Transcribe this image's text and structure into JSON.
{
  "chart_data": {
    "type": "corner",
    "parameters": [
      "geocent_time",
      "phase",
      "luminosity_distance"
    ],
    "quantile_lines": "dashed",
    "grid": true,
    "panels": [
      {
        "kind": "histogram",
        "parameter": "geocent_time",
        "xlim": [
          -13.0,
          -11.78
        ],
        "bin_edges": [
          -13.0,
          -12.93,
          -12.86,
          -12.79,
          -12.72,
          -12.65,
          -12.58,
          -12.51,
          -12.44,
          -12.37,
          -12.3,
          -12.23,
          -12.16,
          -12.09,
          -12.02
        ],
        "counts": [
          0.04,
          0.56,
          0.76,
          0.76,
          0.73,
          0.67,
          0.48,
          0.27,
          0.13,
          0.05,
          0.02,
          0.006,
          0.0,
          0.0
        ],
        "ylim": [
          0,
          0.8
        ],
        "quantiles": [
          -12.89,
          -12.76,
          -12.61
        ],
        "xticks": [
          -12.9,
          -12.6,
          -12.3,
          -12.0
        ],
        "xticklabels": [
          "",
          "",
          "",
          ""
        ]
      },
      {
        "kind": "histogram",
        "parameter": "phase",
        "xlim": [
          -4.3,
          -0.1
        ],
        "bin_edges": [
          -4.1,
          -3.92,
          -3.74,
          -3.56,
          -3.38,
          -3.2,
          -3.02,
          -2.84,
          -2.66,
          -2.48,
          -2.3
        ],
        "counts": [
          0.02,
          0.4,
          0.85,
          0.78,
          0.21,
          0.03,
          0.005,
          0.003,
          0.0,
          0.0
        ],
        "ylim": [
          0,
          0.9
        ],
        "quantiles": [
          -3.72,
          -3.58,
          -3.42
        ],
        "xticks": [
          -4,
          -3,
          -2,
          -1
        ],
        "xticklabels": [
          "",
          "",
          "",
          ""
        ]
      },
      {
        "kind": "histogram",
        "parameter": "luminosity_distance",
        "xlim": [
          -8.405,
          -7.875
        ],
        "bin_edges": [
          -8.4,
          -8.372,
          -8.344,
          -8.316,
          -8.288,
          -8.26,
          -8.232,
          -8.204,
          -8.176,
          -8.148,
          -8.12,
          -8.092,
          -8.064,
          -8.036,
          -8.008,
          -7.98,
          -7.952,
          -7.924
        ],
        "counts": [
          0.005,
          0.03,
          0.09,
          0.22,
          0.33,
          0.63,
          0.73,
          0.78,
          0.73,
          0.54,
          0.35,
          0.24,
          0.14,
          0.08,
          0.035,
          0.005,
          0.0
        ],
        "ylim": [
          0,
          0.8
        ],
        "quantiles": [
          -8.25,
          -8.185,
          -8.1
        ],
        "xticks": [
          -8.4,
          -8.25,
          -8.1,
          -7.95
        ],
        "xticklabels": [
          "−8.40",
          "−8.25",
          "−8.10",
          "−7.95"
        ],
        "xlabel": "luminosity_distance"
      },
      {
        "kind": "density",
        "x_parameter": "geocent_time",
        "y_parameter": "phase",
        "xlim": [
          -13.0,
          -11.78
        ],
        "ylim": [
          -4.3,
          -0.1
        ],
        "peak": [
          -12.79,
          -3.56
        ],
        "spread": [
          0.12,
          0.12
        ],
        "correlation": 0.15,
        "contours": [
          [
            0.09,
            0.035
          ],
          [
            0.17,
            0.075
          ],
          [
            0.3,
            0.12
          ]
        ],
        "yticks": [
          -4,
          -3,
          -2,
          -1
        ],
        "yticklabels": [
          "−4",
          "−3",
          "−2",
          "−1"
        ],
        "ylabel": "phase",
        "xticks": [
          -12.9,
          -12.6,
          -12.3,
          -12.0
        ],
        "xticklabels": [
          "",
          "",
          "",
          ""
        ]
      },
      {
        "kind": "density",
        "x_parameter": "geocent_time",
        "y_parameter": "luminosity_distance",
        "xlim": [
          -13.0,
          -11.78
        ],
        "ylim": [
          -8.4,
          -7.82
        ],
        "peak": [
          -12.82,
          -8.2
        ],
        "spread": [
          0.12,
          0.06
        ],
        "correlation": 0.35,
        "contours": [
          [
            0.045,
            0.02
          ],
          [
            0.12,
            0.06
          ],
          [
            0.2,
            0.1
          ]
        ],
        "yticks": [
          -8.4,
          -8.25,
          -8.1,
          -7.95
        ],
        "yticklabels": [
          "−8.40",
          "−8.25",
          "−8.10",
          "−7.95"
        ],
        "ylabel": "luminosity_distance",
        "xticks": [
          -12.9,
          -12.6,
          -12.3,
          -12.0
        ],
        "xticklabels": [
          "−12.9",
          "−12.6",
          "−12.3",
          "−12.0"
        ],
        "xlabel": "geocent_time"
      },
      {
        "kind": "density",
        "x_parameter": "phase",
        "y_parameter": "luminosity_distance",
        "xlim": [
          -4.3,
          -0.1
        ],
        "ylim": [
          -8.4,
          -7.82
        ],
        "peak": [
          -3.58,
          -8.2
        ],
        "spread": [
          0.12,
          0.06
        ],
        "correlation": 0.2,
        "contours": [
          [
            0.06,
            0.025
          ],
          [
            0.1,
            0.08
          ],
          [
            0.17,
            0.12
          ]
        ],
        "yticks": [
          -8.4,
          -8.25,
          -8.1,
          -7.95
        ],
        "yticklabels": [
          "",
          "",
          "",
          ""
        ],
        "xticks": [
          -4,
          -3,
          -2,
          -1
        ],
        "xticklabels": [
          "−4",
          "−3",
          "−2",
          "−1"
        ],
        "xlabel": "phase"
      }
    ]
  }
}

WRITTEN REQUEST — Look through the entries above and list every line containing "phase".

FINISHED EXERCISE —
      "phase",
        "parameter": "phase",
        "y_parameter": "phase",
        "ylabel": "phase",
        "x_parameter": "phase",
        "xlabel": "phase"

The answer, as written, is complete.